= Task directions =
Can you give the Marikana article again from "And even as" up to and including "post-apartheid South Africa.", editing it so that "electorate" becomes "voters"?

= Extract =
The meaning of Marikana

On the anniversary of a police massacre, many South Africans are asking tough questions about economic inequality.

Seven striking mine workers killed in clashes with police in South Africa
Riot police killed 34 people during a strike in the mining town of Marikana in August 2012 [EPA]

Marikana, South Africa – On 16 August 2012 the world watched in disbelief as police, fully kitted in riot gear and armed with semi-automatic rifles, released a spray of bullets on striking workers on the outskirts of the small mining town of Marikana in the North West province of South Africa.

Between the rocks, dry shrubs and parched earth, paramedics and forensic experts found 34 dead bodies. A further 78, injured with bullet wounds, were strewn across the field.

It was without doubt the single most brutal police operation since the end of apartheid.

South Africa was left reeling in shock. It also begged a reassessment of one of the world’s favourite stories: the miracle transition of the “Rainbow Nation”.

A year later, resentment over the events of that fateful afternoon remains fresh.

“No peace without R12,500 ($1,250),” screamed the placards at Friday’s commemoration of the massacre, referring to the original demand of the workers’ during last year’s strike.

Miners at Lonmin might have eventually scored a pay rise – historic, but predictably short of their demand – but otherwise little has changed for the workers in this mining town. This is still a community living in abysmal conditions. Discarded in illegal, makeshift tin shacks, workers live out parallel lives to the treasures they mine; existing without basics like electricity, running water and sewerage.

Residents say they continue to live on the edge and the commemoration is marked by a stoic ambiguity.

“I don’t [see] any victory [and] even though we got what we wanted, the fact that there was blood lost means we lost also,” says Luthe, who has worked at Lonmin for the past eight years.

And even as a government appointed commission of enquiry into the massacre, dubbed the Marikana Commission, restarts hearings on Monday August 19, the credibility of the Commission remains questionable. Frequent delays to the Commission have also delayed justice being served.

With elections scheduled in nine months, the ANC-led government, who snubbed the commemoration, are not only losing touch with the electorate, critics say they were inadvertently destroying the social contract with their members that made them a mostly insurmountable political player in post-apartheid South Africa.

= Recorded data =
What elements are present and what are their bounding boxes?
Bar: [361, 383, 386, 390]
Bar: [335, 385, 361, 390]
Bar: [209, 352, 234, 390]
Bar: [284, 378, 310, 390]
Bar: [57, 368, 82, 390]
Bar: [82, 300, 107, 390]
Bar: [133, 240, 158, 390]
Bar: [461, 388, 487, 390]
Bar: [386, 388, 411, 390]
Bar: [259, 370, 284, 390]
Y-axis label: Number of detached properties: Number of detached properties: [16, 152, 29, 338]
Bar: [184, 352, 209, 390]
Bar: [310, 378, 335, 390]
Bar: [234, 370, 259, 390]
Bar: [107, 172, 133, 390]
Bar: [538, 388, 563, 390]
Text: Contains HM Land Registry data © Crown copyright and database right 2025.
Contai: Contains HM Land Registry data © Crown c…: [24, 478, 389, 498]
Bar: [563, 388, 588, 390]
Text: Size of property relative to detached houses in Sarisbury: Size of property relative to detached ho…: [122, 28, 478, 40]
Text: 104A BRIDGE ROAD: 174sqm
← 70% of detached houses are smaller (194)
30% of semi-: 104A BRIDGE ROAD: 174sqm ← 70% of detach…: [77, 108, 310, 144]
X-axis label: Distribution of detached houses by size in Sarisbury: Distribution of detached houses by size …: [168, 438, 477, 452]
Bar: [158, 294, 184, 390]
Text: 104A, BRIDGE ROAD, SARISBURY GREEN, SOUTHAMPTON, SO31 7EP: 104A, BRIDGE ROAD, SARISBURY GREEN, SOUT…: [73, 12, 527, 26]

= Solution for this exercise =
And even as a government appointed commission of enquiry into the massacre, dubbed the Marikana Commission, restarts hearings on Monday August 19, the credibility of the Commission remains questionable. Frequent delays to the Commission have also delayed justice being served.

With elections scheduled in nine months, the ANC-led government, who snubbed the commemoration, are not only losing touch with the voters, critics say they were inadvertently destroying the social contract with their members that made them a mostly insurmountable political player in post-apartheid South Africa.